Excerpted records:
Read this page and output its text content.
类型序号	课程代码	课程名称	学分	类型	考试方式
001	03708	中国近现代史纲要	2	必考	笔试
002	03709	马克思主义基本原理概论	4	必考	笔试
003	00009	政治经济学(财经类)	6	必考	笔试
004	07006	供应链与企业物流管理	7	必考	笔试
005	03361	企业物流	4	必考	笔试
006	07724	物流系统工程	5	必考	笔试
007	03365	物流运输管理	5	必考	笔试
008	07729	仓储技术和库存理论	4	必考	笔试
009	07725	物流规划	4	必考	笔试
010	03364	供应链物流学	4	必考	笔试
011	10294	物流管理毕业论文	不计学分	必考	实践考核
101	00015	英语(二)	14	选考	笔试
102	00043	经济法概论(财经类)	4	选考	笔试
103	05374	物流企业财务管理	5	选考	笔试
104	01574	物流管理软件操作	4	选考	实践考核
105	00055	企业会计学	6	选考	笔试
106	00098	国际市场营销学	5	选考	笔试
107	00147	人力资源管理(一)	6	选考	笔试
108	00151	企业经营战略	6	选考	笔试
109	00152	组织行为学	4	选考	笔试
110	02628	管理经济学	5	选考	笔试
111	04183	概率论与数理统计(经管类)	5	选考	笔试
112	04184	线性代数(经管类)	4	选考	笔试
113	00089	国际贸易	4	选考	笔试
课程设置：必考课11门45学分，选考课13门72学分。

Written problem:
Your task is to extract all of the records exactly.

Answer to the task:
Read this page and output its text content.
类型序号	课程代码	课程名称	学分	类型	考试方式
001	03708	中国近现代史纲要	2	必考	笔试
002	03709	马克思主义基本原理概论	4	必考	笔试
003	00009	政治经济学(财经类)	6	必考	笔试
004	07006	供应链与企业物流管理	7	必考	笔试
005	03361	企业物流	4	必考	笔试
006	07724	物流系统工程	5	必考	笔试
007	03365	物流运输管理	5	必考	笔试
008	07729	仓储技术和库存理论	4	必考	笔试
009	07725	物流规划	4	必考	笔试
010	03364	供应链物流学	4	必考	笔试
011	10294	物流管理毕业论文	不计学分	必考	实践考核
101	00015	英语(二)	14	选考	笔试
102	00043	经济法概论(财经类)	4	选考	笔试
103	05374	物流企业财务管理	5	选考	笔试
104	01574	物流管理软件操作	4	选考	实践考核
105	00055	企业会计学	6	选考	笔试
106	00098	国际市场营销学	5	选考	笔试
107	00147	人力资源管理(一)	6	选考	笔试
108	00151	企业经营战略	6	选考	笔试
109	00152	组织行为学	4	选考	笔试
110	02628	管理经济学	5	选考	笔试
111	04183	概率论与数理统计(经管类)	5	选考	笔试
112	04184	线性代数(经管类)	4	选考	笔试
113	00089	国际贸易	4	选考	笔试
课程设置：必考课11门45学分，选考课13门72学分。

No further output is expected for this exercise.